Structured figure records:
..............................
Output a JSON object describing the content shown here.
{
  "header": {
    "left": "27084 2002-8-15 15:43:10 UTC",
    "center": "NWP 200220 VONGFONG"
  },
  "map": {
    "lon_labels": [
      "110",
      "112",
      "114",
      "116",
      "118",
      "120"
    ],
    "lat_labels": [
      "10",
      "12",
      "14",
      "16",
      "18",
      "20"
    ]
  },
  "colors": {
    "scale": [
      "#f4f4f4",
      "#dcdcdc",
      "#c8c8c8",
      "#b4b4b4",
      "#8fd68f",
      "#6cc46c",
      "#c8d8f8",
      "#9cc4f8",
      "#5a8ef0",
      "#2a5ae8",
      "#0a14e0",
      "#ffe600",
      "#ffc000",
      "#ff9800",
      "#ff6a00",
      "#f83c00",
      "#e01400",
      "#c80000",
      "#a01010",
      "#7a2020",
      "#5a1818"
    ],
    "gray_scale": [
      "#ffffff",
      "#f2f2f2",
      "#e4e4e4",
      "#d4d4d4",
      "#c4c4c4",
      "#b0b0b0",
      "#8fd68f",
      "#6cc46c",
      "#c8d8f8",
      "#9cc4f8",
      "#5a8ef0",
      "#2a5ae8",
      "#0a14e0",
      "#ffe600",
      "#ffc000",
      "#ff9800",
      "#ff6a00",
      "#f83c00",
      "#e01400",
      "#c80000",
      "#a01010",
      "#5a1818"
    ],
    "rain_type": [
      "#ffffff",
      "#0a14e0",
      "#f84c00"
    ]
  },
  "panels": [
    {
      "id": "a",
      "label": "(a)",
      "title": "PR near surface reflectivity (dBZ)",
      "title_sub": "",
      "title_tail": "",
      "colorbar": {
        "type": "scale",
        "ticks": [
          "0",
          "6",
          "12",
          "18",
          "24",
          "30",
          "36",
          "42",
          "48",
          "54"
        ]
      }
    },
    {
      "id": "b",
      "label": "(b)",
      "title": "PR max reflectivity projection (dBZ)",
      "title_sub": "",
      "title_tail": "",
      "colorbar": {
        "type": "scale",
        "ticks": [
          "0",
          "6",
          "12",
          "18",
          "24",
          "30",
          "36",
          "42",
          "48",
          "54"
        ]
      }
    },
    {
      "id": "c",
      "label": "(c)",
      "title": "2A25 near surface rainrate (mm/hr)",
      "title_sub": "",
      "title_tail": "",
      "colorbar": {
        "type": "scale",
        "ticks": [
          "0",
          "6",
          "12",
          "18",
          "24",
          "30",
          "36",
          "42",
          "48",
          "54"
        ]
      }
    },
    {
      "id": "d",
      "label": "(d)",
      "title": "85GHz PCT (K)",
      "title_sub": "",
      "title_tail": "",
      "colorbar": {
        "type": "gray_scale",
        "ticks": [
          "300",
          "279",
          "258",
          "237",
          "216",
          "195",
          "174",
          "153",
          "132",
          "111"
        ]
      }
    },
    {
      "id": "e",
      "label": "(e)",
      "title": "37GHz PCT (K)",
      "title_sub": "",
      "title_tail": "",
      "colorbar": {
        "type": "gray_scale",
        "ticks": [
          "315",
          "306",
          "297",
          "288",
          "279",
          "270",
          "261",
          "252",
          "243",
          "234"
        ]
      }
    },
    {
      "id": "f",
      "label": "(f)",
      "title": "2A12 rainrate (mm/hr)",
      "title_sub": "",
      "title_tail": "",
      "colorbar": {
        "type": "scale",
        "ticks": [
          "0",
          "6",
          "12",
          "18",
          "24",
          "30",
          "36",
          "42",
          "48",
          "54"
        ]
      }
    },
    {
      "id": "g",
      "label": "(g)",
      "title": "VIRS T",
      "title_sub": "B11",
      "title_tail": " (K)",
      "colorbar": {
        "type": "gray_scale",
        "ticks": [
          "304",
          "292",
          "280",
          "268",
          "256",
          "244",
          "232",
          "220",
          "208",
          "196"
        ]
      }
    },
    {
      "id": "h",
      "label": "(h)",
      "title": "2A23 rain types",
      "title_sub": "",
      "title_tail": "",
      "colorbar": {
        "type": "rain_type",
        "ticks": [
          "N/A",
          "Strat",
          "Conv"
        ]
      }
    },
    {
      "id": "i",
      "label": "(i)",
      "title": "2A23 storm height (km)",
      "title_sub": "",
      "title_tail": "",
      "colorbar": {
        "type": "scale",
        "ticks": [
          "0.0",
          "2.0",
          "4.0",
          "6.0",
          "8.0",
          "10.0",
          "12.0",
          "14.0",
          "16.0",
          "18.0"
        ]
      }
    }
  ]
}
..............................
**AIM OF THE TASK:** All of the data needs to be printed once more, exactly.

**FINISHED ANSWER:**
Output a JSON object describing the content shown here.
{
  "header": {
    "left": "27084 2002-8-15 15:43:10 UTC",
    "center": "NWP 200220 VONGFONG"
  },
  "map": {
    "lon_labels": [
      "110",
      "112",
      "114",
      "116",
      "118",
      "120"
    ],
    "lat_labels": [
      "10",
      "12",
      "14",
      "16",
      "18",
      "20"
    ]
  },
  "colors": {
    "scale": [
      "#f4f4f4",
      "#dcdcdc",
      "#c8c8c8",
      "#b4b4b4",
      "#8fd68f",
      "#6cc46c",
      "#c8d8f8",
      "#9cc4f8",
      "#5a8ef0",
      "#2a5ae8",
      "#0a14e0",
      "#ffe600",
      "#ffc000",
      "#ff9800",
      "#ff6a00",
      "#f83c00",
      "#e01400",
      "#c80000",
      "#a01010",
      "#7a2020",
      "#5a1818"
    ],
    "gray_scale": [
      "#ffffff",
      "#f2f2f2",
      "#e4e4e4",
      "#d4d4d4",
      "#c4c4c4",
      "#b0b0b0",
      "#8fd68f",
      "#6cc46c",
      "#c8d8f8",
      "#9cc4f8",
      "#5a8ef0",
      "#2a5ae8",
      "#0a14e0",
      "#ffe600",
      "#ffc000",
      "#ff9800",
      "#ff6a00",
      "#f83c00",
      "#e01400",
      "#c80000",
      "#a01010",
      "#5a1818"
    ],
    "rain_type": [
      "#ffffff",
      "#0a14e0",
      "#f84c00"
    ]
  },
  "panels": [
    {
      "id": "a",
      "label": "(a)",
      "title": "PR near surface reflectivity (dBZ)",
      "title_sub": "",
      "title_tail": "",
      "colorbar": {
        "type": "scale",
        "ticks": [
          "0",
          "6",
          "12",
          "18",
          "24",
          "30",
          "36",
          "42",
          "48",
          "54"
        ]
      }
    },
    {
      "id": "b",
      "label": "(b)",
      "title": "PR max reflectivity projection (dBZ)",
      "title_sub": "",
      "title_tail": "",
      "colorbar": {
        "type": "scale",
        "ticks": [
          "0",
          "6",
          "12",
          "18",
          "24",
          "30",
          "36",
          "42",
          "48",
          "54"
        ]
      }
    },
    {
      "id": "c",
      "label": "(c)",
      "title": "2A25 near surface rainrate (mm/hr)",
      "title_sub": "",
      "title_tail": "",
      "colorbar": {
        "type": "scale",
        "ticks": [
          "0",
          "6",
          "12",
          "18",
          "24",
          "30",
          "36",
          "42",
          "48",
          "54"
        ]
      }
    },
    {
      "id": "d",
      "label": "(d)",
      "title": "85GHz PCT (K)",
      "title_sub": "",
      "title_tail": "",
      "colorbar": {
        "type": "gray_scale",
        "ticks": [
          "300",
          "279",
          "258",
          "237",
          "216",
          "195",
          "174",
          "153",
          "132",
          "111"
        ]
      }
    },
    {
      "id": "e",
      "label": "(e)",
      "title": "37GHz PCT (K)",
      "title_sub": "",
      "title_tail": "",
      "colorbar": {
        "type": "gray_scale",
        "ticks": [
          "315",
          "306",
          "297",
          "288",
          "279",
          "270",
          "261",
          "252",
          "243",
          "234"
        ]
      }
    },
    {
      "id": "f",
      "label": "(f)",
      "title": "2A12 rainrate (mm/hr)",
      "title_sub": "",
      "title_tail": "",
      "colorbar": {
        "type": "scale",
        "ticks": [
          "0",
          "6",
          "12",
          "18",
          "24",
          "30",
          "36",
          "42",
          "48",
          "54"
        ]
      }
    },
    {
      "id": "g",
      "label": "(g)",
      "title": "VIRS T",
      "title_sub": "B11",
      "title_tail": " (K)",
      "colorbar": {
        "type": "gray_scale",
        "ticks": [
          "304",
          "292",
          "280",
          "268",
          "256",
          "244",
          "232",
          "220",
          "208",
          "196"
        ]
      }
    },
    {
      "id": "h",
      "label": "(h)",
      "title": "2A23 rain types",
      "title_sub": "",
      "title_tail": "",
      "colorbar": {
        "type": "rain_type",
        "ticks": [
          "N/A",
          "Strat",
          "Conv"
        ]
      }
    },
    {
      "id": "i",
      "label": "(i)",
      "title": "2A23 storm height (km)",
      "title_sub": "",
      "title_tail": "",
      "colorbar": {
        "type": "scale",
        "ticks": [
          "0.0",
          "2.0",
          "4.0",
          "6.0",
          "8.0",
          "10.0",
          "12.0",
          "14.0",
          "16.0",
          "18.0"
        ]
      }
    }
  ]
}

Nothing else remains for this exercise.